*Direction*
Copy every record below exactly.

*Task material*
((
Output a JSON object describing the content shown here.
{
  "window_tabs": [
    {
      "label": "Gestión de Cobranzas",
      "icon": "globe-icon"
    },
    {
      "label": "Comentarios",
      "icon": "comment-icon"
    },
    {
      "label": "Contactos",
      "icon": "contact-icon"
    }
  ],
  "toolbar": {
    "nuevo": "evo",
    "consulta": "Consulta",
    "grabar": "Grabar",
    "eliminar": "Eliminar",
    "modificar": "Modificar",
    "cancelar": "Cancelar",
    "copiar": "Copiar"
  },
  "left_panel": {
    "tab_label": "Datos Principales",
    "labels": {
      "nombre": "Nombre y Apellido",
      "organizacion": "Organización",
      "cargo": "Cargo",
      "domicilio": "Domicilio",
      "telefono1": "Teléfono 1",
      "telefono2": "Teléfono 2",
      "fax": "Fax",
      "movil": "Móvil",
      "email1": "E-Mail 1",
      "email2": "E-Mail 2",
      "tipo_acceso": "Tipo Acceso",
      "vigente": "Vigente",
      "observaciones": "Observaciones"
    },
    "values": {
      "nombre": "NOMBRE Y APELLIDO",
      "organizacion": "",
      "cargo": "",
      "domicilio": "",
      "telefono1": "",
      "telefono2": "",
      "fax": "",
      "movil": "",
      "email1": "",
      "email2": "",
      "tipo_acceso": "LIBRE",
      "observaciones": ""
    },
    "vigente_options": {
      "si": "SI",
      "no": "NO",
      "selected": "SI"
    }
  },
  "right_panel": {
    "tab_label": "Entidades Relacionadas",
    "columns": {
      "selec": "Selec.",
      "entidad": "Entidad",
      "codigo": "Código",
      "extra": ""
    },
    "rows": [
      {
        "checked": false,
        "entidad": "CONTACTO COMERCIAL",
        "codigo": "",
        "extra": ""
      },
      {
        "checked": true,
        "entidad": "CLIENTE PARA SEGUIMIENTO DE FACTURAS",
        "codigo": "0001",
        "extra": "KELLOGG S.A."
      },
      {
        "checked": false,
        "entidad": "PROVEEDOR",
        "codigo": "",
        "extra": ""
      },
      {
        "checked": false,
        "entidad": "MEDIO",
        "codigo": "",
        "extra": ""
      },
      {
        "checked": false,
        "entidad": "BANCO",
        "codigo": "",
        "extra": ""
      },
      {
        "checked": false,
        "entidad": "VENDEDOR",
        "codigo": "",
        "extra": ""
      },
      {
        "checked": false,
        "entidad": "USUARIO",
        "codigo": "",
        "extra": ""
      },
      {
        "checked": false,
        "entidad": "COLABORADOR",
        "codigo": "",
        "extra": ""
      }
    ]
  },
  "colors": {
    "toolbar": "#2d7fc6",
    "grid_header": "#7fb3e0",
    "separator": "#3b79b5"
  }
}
))
*Expected answer*
Output a JSON object describing the content shown here.
{
  "window_tabs": [
    {
      "label": "Gestión de Cobranzas",
      "icon": "globe-icon"
    },
    {
      "label": "Comentarios",
      "icon": "comment-icon"
    },
    {
      "label": "Contactos",
      "icon": "contact-icon"
    }
  ],
  "toolbar": {
    "nuevo": "evo",
    "consulta": "Consulta",
    "grabar": "Grabar",
    "eliminar": "Eliminar",
    "modificar": "Modificar",
    "cancelar": "Cancelar",
    "copiar": "Copiar"
  },
  "left_panel": {
    "tab_label": "Datos Principales",
    "labels": {
      "nombre": "Nombre y Apellido",
      "organizacion": "Organización",
      "cargo": "Cargo",
      "domicilio": "Domicilio",
      "telefono1": "Teléfono 1",
      "telefono2": "Teléfono 2",
      "fax": "Fax",
      "movil": "Móvil",
      "email1": "E-Mail 1",
      "email2": "E-Mail 2",
      "tipo_acceso": "Tipo Acceso",
      "vigente": "Vigente",
      "observaciones": "Observaciones"
    },
    "values": {
      "nombre": "NOMBRE Y APELLIDO",
      "organizacion": "",
      "cargo": "",
      "domicilio": "",
      "telefono1": "",
      "telefono2": "",
      "fax": "",
      "movil": "",
      "email1": "",
      "email2": "",
      "tipo_acceso": "LIBRE",
      "observaciones": ""
    },
    "vigente_options": {
      "si": "SI",
      "no": "NO",
      "selected": "SI"
    }
  },
  "right_panel": {
    "tab_label": "Entidades Relacionadas",
    "columns": {
      "selec": "Selec.",
      "entidad": "Entidad",
      "codigo": "Código",
      "extra": ""
    },
    "rows": [
      {
        "checked": false,
        "entidad": "CONTACTO COMERCIAL",
        "codigo": "",
        "extra": ""
      },
      {
        "checked": true,
        "entidad": "CLIENTE PARA SEGUIMIENTO DE FACTURAS",
        "codigo": "0001",
        "extra": "KELLOGG S.A."
      },
      {
        "checked": false,
        "entidad": "PROVEEDOR",
        "codigo": "",
        "extra": ""
      },
      {
        "checked": false,
        "entidad": "MEDIO",
        "codigo": "",
        "extra": ""
      },
      {
        "checked": false,
        "entidad": "BANCO",
        "codigo": "",
        "extra": ""
      },
      {
        "checked": false,
        "entidad": "VENDEDOR",
        "codigo": "",
        "extra": ""
      },
      {
        "checked": false,
        "entidad": "USUARIO",
        "codigo": "",
        "extra": ""
      },
      {
        "checked": false,
        "entidad": "COLABORADOR",
        "codigo": "",
        "extra": ""
      }
    ]
  },
  "colors": {
    "toolbar": "#2d7fc6",
    "grid_header": "#7fb3e0",
    "separator": "#3b79b5"
  }
}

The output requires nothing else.